▸ Goal of the exercise:
Find out how many lines of the material contain the string "this" and give only that figure.

▸ Records shown:
--------------------------------

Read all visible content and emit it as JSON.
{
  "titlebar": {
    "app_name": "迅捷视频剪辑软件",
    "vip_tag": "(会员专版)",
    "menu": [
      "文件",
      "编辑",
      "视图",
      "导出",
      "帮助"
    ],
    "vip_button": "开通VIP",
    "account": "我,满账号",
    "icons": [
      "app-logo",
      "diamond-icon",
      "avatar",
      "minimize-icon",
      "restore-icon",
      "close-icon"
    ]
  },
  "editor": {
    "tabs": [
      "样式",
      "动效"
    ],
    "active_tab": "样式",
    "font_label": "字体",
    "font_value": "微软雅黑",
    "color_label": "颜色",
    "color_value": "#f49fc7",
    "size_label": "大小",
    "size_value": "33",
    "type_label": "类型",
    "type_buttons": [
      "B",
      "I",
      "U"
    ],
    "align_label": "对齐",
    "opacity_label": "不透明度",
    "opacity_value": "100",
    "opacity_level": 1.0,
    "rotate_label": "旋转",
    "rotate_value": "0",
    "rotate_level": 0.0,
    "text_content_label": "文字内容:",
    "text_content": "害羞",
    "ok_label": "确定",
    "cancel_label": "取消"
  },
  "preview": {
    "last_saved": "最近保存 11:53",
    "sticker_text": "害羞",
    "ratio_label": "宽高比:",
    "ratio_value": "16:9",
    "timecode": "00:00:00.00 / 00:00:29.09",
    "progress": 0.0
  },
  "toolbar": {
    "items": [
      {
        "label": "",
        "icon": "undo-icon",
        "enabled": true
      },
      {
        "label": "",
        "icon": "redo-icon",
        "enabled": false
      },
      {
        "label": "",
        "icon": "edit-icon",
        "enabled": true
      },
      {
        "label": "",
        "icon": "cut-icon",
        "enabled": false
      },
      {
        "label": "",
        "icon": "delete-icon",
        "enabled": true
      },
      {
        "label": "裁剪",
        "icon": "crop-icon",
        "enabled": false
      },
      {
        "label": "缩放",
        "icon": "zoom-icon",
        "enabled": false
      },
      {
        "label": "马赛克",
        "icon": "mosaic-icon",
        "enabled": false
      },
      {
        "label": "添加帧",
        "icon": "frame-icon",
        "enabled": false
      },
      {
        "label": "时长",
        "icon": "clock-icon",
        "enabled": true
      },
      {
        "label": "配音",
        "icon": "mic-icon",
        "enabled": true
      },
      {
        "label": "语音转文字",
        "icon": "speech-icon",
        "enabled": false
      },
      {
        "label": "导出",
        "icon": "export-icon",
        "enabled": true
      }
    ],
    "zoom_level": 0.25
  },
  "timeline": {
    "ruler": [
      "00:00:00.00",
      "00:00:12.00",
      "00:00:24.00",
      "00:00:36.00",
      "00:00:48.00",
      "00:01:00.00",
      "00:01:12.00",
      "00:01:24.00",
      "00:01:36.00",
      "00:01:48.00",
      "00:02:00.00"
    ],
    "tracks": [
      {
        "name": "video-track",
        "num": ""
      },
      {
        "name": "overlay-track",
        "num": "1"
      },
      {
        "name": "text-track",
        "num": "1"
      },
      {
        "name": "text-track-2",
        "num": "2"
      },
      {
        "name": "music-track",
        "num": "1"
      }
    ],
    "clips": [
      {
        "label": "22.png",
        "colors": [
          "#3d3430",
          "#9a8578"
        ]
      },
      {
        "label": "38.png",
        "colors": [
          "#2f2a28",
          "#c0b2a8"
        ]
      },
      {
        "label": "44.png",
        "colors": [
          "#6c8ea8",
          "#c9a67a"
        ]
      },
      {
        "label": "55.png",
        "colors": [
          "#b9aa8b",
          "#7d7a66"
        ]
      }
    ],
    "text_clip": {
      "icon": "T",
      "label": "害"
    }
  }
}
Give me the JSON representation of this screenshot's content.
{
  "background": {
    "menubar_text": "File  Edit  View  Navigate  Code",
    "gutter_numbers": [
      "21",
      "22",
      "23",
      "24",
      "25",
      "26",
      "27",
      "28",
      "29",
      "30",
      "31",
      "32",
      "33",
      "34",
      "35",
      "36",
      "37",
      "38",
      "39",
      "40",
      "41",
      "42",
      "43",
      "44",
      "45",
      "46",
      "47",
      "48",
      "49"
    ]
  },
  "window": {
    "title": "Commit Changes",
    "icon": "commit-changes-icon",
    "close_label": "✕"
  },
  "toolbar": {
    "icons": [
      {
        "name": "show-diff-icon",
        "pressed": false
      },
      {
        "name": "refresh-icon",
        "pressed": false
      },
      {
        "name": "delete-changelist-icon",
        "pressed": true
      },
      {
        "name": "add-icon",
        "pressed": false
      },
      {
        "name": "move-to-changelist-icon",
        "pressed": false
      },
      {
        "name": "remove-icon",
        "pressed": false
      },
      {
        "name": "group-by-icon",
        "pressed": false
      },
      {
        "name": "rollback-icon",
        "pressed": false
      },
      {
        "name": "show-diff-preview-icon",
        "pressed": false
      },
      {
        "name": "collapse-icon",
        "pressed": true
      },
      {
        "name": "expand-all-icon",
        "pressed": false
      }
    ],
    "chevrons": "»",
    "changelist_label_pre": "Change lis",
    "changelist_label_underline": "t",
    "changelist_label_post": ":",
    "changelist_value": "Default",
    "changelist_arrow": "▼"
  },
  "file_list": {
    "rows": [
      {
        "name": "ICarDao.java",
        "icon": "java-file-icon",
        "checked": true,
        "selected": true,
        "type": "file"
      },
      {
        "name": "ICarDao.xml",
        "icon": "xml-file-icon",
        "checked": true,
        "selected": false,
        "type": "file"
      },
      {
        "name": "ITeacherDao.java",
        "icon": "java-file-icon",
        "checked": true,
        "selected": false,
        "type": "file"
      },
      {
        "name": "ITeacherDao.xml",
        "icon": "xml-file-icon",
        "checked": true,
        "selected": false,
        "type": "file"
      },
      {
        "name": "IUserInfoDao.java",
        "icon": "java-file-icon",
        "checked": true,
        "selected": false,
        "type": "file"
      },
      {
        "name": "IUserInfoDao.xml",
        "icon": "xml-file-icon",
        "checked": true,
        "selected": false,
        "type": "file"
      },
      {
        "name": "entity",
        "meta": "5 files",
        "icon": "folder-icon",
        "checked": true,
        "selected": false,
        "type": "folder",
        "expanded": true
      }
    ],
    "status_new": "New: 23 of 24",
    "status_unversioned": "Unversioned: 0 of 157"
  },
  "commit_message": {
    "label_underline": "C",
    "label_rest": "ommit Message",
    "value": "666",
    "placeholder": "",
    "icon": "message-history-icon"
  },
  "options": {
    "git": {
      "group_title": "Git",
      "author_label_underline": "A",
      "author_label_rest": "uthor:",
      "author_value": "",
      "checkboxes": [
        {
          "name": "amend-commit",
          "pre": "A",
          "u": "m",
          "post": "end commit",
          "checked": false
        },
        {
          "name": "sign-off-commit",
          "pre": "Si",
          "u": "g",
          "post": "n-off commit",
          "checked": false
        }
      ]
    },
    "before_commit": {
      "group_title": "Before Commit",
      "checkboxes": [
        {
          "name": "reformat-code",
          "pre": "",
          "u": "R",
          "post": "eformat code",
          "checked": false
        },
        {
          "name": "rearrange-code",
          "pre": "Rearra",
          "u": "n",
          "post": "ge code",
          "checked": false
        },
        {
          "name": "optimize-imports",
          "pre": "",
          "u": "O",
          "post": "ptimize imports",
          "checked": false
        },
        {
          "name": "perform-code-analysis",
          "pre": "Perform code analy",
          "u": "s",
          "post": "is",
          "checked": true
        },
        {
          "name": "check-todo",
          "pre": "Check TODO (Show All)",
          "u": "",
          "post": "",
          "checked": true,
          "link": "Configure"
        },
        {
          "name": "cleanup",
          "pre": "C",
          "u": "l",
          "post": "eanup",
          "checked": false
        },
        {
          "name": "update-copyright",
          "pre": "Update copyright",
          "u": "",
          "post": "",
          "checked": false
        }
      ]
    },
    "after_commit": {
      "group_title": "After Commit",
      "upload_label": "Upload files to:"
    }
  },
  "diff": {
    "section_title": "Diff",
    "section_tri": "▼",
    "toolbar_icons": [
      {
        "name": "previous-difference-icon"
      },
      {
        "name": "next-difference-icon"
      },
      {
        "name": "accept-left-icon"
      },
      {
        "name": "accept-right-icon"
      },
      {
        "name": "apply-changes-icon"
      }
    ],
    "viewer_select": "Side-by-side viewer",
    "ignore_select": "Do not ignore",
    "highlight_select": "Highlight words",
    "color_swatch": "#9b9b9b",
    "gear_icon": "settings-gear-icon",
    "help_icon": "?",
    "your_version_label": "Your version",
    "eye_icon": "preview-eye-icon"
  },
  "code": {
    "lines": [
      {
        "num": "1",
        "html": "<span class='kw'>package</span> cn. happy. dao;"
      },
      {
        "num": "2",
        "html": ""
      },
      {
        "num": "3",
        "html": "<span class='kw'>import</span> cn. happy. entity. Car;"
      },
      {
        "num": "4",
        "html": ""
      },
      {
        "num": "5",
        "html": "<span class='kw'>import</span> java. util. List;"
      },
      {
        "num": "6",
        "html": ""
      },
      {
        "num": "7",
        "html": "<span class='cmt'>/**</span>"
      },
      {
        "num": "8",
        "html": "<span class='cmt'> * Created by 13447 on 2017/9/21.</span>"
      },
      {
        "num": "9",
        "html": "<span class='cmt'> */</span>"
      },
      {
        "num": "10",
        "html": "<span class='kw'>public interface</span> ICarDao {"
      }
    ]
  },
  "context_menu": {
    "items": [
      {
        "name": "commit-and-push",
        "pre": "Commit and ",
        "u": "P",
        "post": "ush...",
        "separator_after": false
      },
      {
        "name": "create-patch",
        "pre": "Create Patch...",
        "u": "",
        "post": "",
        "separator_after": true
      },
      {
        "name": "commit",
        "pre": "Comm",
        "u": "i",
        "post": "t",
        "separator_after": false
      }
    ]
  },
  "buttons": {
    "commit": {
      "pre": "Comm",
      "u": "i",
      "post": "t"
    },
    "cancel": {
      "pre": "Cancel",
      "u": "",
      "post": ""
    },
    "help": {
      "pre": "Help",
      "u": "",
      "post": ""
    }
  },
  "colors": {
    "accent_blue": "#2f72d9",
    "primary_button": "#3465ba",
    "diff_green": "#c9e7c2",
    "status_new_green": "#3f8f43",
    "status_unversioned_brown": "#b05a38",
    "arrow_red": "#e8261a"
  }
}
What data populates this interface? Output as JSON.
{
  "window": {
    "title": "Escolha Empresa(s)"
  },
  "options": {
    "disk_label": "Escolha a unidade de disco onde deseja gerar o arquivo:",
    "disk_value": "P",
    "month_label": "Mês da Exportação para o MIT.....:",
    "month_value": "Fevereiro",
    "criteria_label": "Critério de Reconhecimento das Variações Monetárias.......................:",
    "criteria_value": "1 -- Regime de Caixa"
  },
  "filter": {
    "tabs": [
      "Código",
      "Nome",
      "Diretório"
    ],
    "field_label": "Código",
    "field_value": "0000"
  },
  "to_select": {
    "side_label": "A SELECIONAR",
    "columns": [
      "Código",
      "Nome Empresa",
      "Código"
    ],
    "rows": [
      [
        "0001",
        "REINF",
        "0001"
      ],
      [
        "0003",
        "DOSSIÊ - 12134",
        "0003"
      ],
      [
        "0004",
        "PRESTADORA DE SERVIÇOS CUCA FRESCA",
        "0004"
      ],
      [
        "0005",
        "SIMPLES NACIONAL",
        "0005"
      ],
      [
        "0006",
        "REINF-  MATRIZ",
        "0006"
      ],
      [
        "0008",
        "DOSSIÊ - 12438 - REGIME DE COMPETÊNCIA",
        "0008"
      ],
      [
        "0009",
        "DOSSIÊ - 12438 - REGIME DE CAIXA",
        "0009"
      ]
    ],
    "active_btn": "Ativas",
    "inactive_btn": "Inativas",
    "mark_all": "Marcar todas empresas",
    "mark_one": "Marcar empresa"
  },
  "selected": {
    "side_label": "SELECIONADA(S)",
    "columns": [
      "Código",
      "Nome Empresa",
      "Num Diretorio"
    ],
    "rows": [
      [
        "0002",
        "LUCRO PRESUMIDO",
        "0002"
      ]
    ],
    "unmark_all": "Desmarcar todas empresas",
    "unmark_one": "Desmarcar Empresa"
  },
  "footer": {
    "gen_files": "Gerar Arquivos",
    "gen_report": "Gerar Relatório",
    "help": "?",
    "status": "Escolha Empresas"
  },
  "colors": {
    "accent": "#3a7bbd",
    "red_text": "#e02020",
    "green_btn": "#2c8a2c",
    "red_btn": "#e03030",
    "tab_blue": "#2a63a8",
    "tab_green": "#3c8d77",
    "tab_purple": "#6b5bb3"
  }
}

--------------------------------

▸ Exercise solution:
2